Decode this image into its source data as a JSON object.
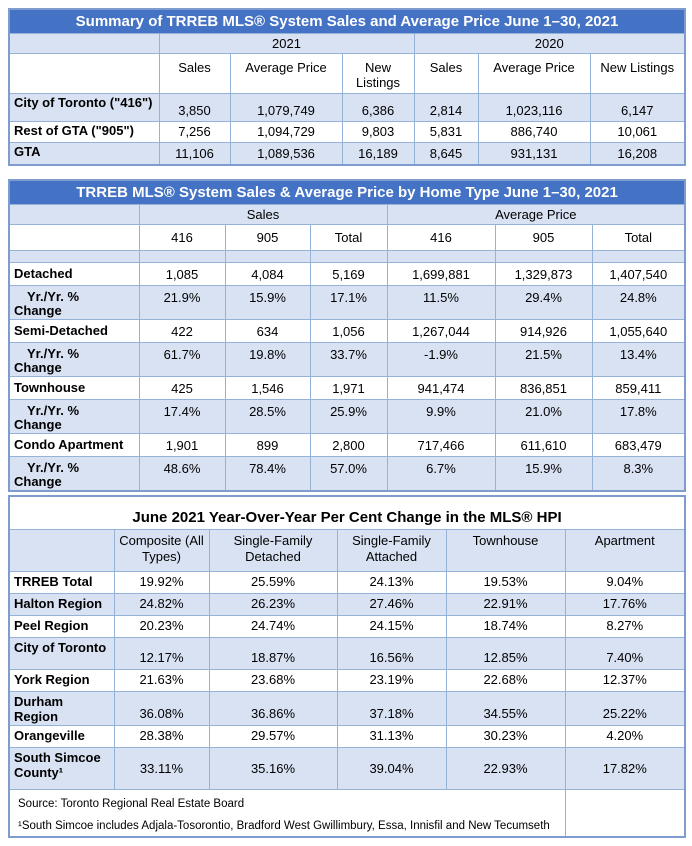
{
  "colors": {
    "title_bar_blue": "#4472C4",
    "title_text": "#FFFFFF",
    "row_fill_light_blue": "#D9E2F3",
    "grid_border_blue": "#95B3D7"
  },
  "table1": {
    "title": "Summary of TRREB MLS® System Sales and Average Price June 1–30, 2021",
    "year_groups": [
      "2021",
      "2020"
    ],
    "sub_headers": [
      "Sales",
      "Average Price",
      "New Listings",
      "Sales",
      "Average Price",
      "New Listings"
    ],
    "rows": [
      {
        "label": "City of Toronto (\"416\")",
        "values": [
          "3,850",
          "1,079,749",
          "6,386",
          "2,814",
          "1,023,116",
          "6,147"
        ]
      },
      {
        "label": "Rest of GTA (\"905\")",
        "values": [
          "7,256",
          "1,094,729",
          "9,803",
          "5,831",
          "886,740",
          "10,061"
        ]
      },
      {
        "label": "GTA",
        "values": [
          "11,106",
          "1,089,536",
          "16,189",
          "8,645",
          "931,131",
          "16,208"
        ]
      }
    ]
  },
  "table2": {
    "title": "TRREB MLS® System Sales & Average Price by Home Type June 1–30, 2021",
    "group_headers": [
      "Sales",
      "Average Price"
    ],
    "sub_headers": [
      "416",
      "905",
      "Total",
      "416",
      "905",
      "Total"
    ],
    "rows": [
      {
        "label": "Detached",
        "values": [
          "1,085",
          "4,084",
          "5,169",
          "1,699,881",
          "1,329,873",
          "1,407,540"
        ]
      },
      {
        "label": "Yr./Yr. %\nChange",
        "values": [
          "21.9%",
          "15.9%",
          "17.1%",
          "11.5%",
          "29.4%",
          "24.8%"
        ]
      },
      {
        "label": "Semi-Detached",
        "values": [
          "422",
          "634",
          "1,056",
          "1,267,044",
          "914,926",
          "1,055,640"
        ]
      },
      {
        "label": "Yr./Yr. %\nChange",
        "values": [
          "61.7%",
          "19.8%",
          "33.7%",
          "-1.9%",
          "21.5%",
          "13.4%"
        ]
      },
      {
        "label": "Townhouse",
        "values": [
          "425",
          "1,546",
          "1,971",
          "941,474",
          "836,851",
          "859,411"
        ]
      },
      {
        "label": "Yr./Yr. %\nChange",
        "values": [
          "17.4%",
          "28.5%",
          "25.9%",
          "9.9%",
          "21.0%",
          "17.8%"
        ]
      },
      {
        "label": "Condo Apartment",
        "values": [
          "1,901",
          "899",
          "2,800",
          "717,466",
          "611,610",
          "683,479"
        ]
      },
      {
        "label": "Yr./Yr. %\nChange",
        "values": [
          "48.6%",
          "78.4%",
          "57.0%",
          "6.7%",
          "15.9%",
          "8.3%"
        ]
      }
    ]
  },
  "table3": {
    "title": "June 2021 Year-Over-Year Per Cent Change in the MLS® HPI",
    "headers": [
      "Composite (All Types)",
      "Single-Family Detached",
      "Single-Family Attached",
      "Townhouse",
      "Apartment"
    ],
    "rows": [
      {
        "label": "TRREB Total",
        "values": [
          "19.92%",
          "25.59%",
          "24.13%",
          "19.53%",
          "9.04%"
        ]
      },
      {
        "label": "Halton Region",
        "values": [
          "24.82%",
          "26.23%",
          "27.46%",
          "22.91%",
          "17.76%"
        ]
      },
      {
        "label": "Peel Region",
        "values": [
          "20.23%",
          "24.74%",
          "24.15%",
          "18.74%",
          "8.27%"
        ]
      },
      {
        "label": "City of Toronto",
        "values": [
          "12.17%",
          "18.87%",
          "16.56%",
          "12.85%",
          "7.40%"
        ]
      },
      {
        "label": "York Region",
        "values": [
          "21.63%",
          "23.68%",
          "23.19%",
          "22.68%",
          "12.37%"
        ]
      },
      {
        "label": "Durham Region",
        "values": [
          "36.08%",
          "36.86%",
          "37.18%",
          "34.55%",
          "25.22%"
        ]
      },
      {
        "label": "Orangeville",
        "values": [
          "28.38%",
          "29.57%",
          "31.13%",
          "30.23%",
          "4.20%"
        ]
      },
      {
        "label": "South Simcoe County¹",
        "values": [
          "33.11%",
          "35.16%",
          "39.04%",
          "22.93%",
          "17.82%"
        ]
      }
    ],
    "footer": {
      "source": "Source: Toronto Regional Real Estate Board",
      "footnote": "¹South Simcoe includes Adjala-Tosorontio, Bradford West Gwillimbury, Essa, Innisfil and New Tecumseth"
    }
  }
}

**What to produce:**
Copy every line in the records above that contains the word "source".

**Result:**
Decode this image into its source data as a JSON object.
      "source": "Source: Toronto Regional Real Estate Board",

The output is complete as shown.